§ Given task:
Take all the material and copy it exactly.

§ Supplied records:
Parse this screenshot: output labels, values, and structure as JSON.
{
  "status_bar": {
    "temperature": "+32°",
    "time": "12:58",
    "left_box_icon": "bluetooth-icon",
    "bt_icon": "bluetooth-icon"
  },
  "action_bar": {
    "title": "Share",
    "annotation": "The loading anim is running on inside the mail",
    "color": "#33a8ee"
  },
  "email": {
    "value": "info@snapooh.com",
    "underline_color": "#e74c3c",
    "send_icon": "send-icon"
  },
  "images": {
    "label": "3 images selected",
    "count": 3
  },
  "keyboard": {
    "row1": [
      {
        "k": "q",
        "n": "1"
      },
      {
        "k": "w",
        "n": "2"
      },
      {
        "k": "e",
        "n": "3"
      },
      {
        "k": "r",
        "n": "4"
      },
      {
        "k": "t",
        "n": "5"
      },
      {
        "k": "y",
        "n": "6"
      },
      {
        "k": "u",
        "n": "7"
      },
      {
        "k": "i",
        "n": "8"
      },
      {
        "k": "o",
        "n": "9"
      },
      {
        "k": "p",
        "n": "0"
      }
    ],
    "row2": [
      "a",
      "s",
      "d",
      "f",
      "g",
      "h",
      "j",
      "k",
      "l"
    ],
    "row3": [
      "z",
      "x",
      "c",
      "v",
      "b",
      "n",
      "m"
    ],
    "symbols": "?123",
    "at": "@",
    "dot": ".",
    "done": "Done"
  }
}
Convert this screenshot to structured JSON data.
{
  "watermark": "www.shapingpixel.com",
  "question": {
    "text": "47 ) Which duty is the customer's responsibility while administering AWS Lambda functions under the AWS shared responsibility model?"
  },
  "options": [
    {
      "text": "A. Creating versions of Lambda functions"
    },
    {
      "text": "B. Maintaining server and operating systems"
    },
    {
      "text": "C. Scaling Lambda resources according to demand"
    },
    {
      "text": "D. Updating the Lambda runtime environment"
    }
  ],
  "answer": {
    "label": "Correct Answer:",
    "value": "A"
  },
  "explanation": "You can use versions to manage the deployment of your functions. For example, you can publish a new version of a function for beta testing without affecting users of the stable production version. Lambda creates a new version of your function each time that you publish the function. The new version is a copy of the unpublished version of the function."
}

§ Exercise response:
Parse this screenshot: output labels, values, and structure as JSON.
{
  "status_bar": {
    "temperature": "+32°",
    "time": "12:58",
    "left_box_icon": "bluetooth-icon",
    "bt_icon": "bluetooth-icon"
  },
  "action_bar": {
    "title": "Share",
    "annotation": "The loading anim is running on inside the mail",
    "color": "#33a8ee"
  },
  "email": {
    "value": "info@snapooh.com",
    "underline_color": "#e74c3c",
    "send_icon": "send-icon"
  },
  "images": {
    "label": "3 images selected",
    "count": 3
  },
  "keyboard": {
    "row1": [
      {
        "k": "q",
        "n": "1"
      },
      {
        "k": "w",
        "n": "2"
      },
      {
        "k": "e",
        "n": "3"
      },
      {
        "k": "r",
        "n": "4"
      },
      {
        "k": "t",
        "n": "5"
      },
      {
        "k": "y",
        "n": "6"
      },
      {
        "k": "u",
        "n": "7"
      },
      {
        "k": "i",
        "n": "8"
      },
      {
        "k": "o",
        "n": "9"
      },
      {
        "k": "p",
        "n": "0"
      }
    ],
    "row2": [
      "a",
      "s",
      "d",
      "f",
      "g",
      "h",
      "j",
      "k",
      "l"
    ],
    "row3": [
      "z",
      "x",
      "c",
      "v",
      "b",
      "n",
      "m"
    ],
    "symbols": "?123",
    "at": "@",
    "dot": ".",
    "done": "Done"
  }
}
Convert this screenshot to structured JSON data.
{
  "watermark": "www.shapingpixel.com",
  "question": {
    "text": "47 ) Which duty is the customer's responsibility while administering AWS Lambda functions under the AWS shared responsibility model?"
  },
  "options": [
    {
      "text": "A. Creating versions of Lambda functions"
    },
    {
      "text": "B. Maintaining server and operating systems"
    },
    {
      "text": "C. Scaling Lambda resources according to demand"
    },
    {
      "text": "D. Updating the Lambda runtime environment"
    }
  ],
  "answer": {
    "label": "Correct Answer:",
    "value": "A"
  },
  "explanation": "You can use versions to manage the deployment of your functions. For example, you can publish a new version of a function for beta testing without affecting users of the stable production version. Lambda creates a new version of your function each time that you publish the function. The new version is a copy of the unpublished version of the function."
}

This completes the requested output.